SELECTED TEXT START
Art & Commerce: In Advertising, as in Life,

Just About Anything Goes
So Ileana Alem‡n-Rickenbach and Michael Dozier are upset with Chuck Porter’s comments regarding Hispanics [Letters, March 6]. Frank Lopresti is also upset. Something about objectifying women if images of them are shown without a head.
Both of these letters are sandwiched between an ad by FreeAgent.com. The headline is: “Some people enjoy the corporate life. Then again, some people enjoy nipple clamps.” The guy shown in the picture, I assume, is the one who enjoys the corporate life, as he doesn’t strike me as the nipple-clamp type. While we all know that, in reality, there are lots of nice guys with these characteristics, FreeAgent obviously considers this type totally devoid of the entrepreneurial spirit.
So now, is there going to be a rash of letters from guys bearing these characteristics crying foul for being depicted in such a demeaning way? Or from their wives and girlfriends?
SELECTED TEXT END
RECORDS PROVIDED START
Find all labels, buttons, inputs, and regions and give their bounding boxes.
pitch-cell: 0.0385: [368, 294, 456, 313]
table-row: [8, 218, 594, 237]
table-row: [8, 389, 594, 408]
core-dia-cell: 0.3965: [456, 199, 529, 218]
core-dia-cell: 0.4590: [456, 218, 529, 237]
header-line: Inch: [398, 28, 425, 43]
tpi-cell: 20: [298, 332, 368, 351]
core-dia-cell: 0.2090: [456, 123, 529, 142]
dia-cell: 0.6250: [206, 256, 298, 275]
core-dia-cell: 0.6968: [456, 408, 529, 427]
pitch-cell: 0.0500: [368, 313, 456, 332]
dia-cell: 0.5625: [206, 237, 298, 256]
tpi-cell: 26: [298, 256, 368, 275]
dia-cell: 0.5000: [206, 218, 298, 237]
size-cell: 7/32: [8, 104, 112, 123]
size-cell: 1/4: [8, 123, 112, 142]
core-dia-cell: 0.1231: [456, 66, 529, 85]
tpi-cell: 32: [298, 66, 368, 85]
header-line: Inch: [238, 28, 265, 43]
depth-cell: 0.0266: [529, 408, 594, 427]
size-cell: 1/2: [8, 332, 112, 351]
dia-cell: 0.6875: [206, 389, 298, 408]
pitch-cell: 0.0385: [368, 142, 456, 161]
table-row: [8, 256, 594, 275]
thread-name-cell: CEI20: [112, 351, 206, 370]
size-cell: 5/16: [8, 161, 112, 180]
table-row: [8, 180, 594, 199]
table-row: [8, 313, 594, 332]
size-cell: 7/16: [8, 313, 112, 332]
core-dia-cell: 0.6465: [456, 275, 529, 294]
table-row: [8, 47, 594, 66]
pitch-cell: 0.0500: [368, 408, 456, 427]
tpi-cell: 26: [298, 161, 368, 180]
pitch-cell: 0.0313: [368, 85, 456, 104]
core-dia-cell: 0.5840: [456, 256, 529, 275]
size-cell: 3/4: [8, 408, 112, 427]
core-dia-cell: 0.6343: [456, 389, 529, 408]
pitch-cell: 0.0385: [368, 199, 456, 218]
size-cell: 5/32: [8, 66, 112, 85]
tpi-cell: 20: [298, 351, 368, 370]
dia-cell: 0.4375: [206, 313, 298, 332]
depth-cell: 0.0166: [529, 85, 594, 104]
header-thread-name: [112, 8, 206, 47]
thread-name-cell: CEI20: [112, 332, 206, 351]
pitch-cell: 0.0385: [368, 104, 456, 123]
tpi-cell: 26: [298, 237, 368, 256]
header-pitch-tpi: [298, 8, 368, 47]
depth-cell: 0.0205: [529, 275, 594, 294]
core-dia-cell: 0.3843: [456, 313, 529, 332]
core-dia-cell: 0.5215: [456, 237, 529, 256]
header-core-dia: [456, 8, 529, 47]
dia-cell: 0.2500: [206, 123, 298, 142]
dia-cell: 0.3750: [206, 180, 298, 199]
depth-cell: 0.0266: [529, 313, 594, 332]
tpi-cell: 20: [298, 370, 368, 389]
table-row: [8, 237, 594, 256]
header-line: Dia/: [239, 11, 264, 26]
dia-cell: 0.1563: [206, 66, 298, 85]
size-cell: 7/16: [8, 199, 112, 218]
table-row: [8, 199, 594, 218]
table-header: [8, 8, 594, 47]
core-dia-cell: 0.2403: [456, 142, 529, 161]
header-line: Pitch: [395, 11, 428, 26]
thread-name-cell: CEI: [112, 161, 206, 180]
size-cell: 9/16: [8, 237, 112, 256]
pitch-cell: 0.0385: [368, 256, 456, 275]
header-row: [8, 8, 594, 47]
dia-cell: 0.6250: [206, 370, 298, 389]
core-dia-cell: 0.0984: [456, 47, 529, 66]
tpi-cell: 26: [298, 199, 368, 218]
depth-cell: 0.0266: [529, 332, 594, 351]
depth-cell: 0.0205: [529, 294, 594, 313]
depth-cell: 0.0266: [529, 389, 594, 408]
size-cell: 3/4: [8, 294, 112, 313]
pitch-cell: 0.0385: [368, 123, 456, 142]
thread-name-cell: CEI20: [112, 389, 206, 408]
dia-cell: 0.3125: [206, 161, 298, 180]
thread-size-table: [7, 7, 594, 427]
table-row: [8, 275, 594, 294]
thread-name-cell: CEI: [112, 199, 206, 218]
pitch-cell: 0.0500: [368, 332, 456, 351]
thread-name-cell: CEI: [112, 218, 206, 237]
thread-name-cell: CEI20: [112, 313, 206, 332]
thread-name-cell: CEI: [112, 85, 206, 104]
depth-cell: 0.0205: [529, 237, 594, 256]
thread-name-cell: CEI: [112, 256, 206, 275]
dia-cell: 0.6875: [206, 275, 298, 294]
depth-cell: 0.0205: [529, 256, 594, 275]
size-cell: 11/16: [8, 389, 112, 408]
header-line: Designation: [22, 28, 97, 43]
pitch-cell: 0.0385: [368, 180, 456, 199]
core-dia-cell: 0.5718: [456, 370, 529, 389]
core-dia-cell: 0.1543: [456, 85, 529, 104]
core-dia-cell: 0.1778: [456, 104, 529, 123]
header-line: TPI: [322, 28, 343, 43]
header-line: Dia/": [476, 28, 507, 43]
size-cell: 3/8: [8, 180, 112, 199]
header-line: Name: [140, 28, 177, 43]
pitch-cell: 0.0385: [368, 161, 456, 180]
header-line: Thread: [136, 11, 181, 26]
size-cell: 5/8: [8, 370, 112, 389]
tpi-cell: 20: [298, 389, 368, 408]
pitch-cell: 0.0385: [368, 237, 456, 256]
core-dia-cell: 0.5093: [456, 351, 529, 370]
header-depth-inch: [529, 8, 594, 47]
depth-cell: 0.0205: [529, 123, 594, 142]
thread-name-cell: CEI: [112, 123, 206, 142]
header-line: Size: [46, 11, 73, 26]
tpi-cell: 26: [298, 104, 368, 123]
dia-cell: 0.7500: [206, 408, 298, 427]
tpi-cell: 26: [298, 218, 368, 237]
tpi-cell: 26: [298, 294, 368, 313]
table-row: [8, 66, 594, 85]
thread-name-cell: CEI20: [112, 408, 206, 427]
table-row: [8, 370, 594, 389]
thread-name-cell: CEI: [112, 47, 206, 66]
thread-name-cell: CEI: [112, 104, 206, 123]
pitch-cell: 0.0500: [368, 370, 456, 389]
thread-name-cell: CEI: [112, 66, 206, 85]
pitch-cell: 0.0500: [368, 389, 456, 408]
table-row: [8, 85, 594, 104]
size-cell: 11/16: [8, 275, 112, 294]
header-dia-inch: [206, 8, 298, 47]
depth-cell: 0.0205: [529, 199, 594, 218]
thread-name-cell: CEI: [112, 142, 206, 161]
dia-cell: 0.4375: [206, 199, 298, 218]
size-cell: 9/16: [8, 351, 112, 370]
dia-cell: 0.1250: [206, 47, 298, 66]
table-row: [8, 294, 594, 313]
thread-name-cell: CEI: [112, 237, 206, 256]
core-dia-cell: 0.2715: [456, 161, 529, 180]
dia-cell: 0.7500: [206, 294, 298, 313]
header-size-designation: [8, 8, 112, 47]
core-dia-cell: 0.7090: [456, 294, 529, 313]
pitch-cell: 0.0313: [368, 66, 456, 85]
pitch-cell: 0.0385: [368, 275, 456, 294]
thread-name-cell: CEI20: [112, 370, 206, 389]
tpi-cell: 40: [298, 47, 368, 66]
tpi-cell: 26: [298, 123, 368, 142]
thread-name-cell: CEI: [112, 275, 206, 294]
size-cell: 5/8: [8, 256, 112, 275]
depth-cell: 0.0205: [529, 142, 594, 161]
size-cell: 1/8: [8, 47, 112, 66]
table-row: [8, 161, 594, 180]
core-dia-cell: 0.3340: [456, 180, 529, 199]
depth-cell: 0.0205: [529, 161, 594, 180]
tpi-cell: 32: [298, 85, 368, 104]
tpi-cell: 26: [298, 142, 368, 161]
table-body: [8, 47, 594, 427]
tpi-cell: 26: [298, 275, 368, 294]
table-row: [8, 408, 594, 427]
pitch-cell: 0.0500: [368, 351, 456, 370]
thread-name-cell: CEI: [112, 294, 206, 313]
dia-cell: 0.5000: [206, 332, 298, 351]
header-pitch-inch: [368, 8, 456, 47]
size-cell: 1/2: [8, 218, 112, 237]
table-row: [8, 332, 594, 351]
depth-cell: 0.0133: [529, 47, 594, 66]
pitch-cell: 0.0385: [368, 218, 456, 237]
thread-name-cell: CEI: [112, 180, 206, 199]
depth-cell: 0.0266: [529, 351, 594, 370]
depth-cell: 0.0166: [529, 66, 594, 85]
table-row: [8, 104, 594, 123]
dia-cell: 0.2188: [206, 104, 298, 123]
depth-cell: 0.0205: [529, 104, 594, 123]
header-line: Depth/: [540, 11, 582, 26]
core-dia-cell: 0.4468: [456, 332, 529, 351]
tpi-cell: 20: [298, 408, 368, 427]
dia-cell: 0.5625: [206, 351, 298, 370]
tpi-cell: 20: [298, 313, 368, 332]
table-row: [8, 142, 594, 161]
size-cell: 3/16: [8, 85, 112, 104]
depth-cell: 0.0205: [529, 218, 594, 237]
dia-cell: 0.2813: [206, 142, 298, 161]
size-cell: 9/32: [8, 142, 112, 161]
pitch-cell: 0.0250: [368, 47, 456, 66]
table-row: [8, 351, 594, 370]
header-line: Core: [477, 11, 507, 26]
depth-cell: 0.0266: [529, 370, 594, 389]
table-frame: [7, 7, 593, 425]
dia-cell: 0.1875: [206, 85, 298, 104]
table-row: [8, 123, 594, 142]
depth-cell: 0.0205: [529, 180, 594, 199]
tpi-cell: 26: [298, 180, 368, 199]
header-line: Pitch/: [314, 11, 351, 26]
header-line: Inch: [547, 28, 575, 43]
RECORDS PROVIDED END
▶ WHAT TO WORK ON
a) Can you print the stretch of the letter on advertising from "Art & Commerce: In" through "the entrepreneurial spirit."?
b) Will you proceed with the letter on advertising from the point where it stops?

▶ YOUR WRITTEN ANSWERS
a)
Art & Commerce: In Advertising, as in Life,

Just About Anything Goes
So Ileana Alem‡n-Rickenbach and Michael Dozier are upset with Chuck Porter’s comments regarding Hispanics [Letters, March 6]. Frank Lopresti is also upset. Something about objectifying women if images of them are shown without a head.
Both of these letters are sandwiched between an ad by FreeAgent.com. The headline is: “Some people enjoy the corporate life. Then again, some people enjoy nipple clamps.” The guy shown in the picture, I assume, is the one who enjoys the corporate life, as he doesn’t strike me as the nipple-clamp type. While we all know that, in reality, there are lots of nice guys with these characteristics, FreeAgent obviously considers this type totally devoid of the entrepreneurial spirit.

b)
Unfortunately, these days it seems that in advertising, as in life, just about anything goes. We’re either all going to have to declare a cease-fire and return to mass civility, or people are going to have to toughen up and quit their whining.
Kathy Neukirchen
President
Media Plus+, Seattle

The Large and Small of It: So Many Agencies, So Little TimeI’ve been a loyal reader of Adweek for most of my career. Lately, I’ve noticed that you only write about or mention mega-agencies or agencies with names that sound like hockey teams.
Admittedly, most of my career was spent at an agency that you mention in glowing terms, DDB. Now, I’m an owner and creative director of a small ad shop that produces great creative. Tirelessly, we send you breaking campaigns and account wins to no avail.
Is it our Brooklyn address or the billings of our new accounts (less than $50 million)? Agencies our size are interested in the success of other smaller shops.
Remember, in 1949, DDB was a small ad agency, too. It’s no wonder they developed the brilliant award-winning Volkswagen ad “Think small.”
Dom Marino
Partner, creative director
Marino & Co.
Brooklyn, N.Y.

Editor’s note: If there were only enough hours in the day to write about everyone in this business Don’t give up; keep sending in your news. We’ll do what we can.